Excerpted data:

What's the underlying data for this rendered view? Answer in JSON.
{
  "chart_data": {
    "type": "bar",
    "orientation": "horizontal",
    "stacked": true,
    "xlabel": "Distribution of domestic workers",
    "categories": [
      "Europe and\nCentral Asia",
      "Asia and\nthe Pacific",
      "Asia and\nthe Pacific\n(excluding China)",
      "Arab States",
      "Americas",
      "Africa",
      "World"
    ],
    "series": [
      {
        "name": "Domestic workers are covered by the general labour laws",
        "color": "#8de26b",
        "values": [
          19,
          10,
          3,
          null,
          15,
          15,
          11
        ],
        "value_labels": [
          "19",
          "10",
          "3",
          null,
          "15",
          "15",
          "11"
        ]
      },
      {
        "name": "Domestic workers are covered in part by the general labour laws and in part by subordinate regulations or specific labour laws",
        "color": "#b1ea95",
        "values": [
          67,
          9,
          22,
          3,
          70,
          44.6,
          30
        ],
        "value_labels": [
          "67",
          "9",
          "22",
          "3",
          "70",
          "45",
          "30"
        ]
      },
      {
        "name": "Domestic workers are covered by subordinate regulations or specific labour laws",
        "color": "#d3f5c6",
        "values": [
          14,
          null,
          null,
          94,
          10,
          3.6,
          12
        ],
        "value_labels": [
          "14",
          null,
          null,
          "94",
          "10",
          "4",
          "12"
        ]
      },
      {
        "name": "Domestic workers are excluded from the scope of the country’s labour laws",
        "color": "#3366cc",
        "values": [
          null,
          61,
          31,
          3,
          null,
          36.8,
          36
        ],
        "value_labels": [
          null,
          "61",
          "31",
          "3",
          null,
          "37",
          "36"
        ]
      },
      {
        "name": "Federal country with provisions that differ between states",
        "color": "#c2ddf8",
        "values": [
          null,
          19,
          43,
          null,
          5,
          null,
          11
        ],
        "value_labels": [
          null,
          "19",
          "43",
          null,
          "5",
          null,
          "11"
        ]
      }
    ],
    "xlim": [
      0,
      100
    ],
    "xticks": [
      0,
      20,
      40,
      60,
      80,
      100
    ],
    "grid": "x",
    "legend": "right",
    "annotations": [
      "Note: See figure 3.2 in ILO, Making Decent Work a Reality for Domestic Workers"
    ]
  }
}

Directions for this task:
Restate the whole listing exactly.

Complete output:
What's the underlying data for this rendered view? Answer in JSON.
{
  "chart_data": {
    "type": "bar",
    "orientation": "horizontal",
    "stacked": true,
    "xlabel": "Distribution of domestic workers",
    "categories": [
      "Europe and\nCentral Asia",
      "Asia and\nthe Pacific",
      "Asia and\nthe Pacific\n(excluding China)",
      "Arab States",
      "Americas",
      "Africa",
      "World"
    ],
    "series": [
      {
        "name": "Domestic workers are covered by the general labour laws",
        "color": "#8de26b",
        "values": [
          19,
          10,
          3,
          null,
          15,
          15,
          11
        ],
        "value_labels": [
          "19",
          "10",
          "3",
          null,
          "15",
          "15",
          "11"
        ]
      },
      {
        "name": "Domestic workers are covered in part by the general labour laws and in part by subordinate regulations or specific labour laws",
        "color": "#b1ea95",
        "values": [
          67,
          9,
          22,
          3,
          70,
          44.6,
          30
        ],
        "value_labels": [
          "67",
          "9",
          "22",
          "3",
          "70",
          "45",
          "30"
        ]
      },
      {
        "name": "Domestic workers are covered by subordinate regulations or specific labour laws",
        "color": "#d3f5c6",
        "values": [
          14,
          null,
          null,
          94,
          10,
          3.6,
          12
        ],
        "value_labels": [
          "14",
          null,
          null,
          "94",
          "10",
          "4",
          "12"
        ]
      },
      {
        "name": "Domestic workers are excluded from the scope of the country’s labour laws",
        "color": "#3366cc",
        "values": [
          null,
          61,
          31,
          3,
          null,
          36.8,
          36
        ],
        "value_labels": [
          null,
          "61",
          "31",
          "3",
          null,
          "37",
          "36"
        ]
      },
      {
        "name": "Federal country with provisions that differ between states",
        "color": "#c2ddf8",
        "values": [
          null,
          19,
          43,
          null,
          5,
          null,
          11
        ],
        "value_labels": [
          null,
          "19",
          "43",
          null,
          "5",
          null,
          "11"
        ]
      }
    ],
    "xlim": [
      0,
      100
    ],
    "xticks": [
      0,
      20,
      40,
      60,
      80,
      100
    ],
    "grid": "x",
    "legend": "right",
    "annotations": [
      "Note: See figure 3.2 in ILO, Making Decent Work a Reality for Domestic Workers"
    ]
  }
}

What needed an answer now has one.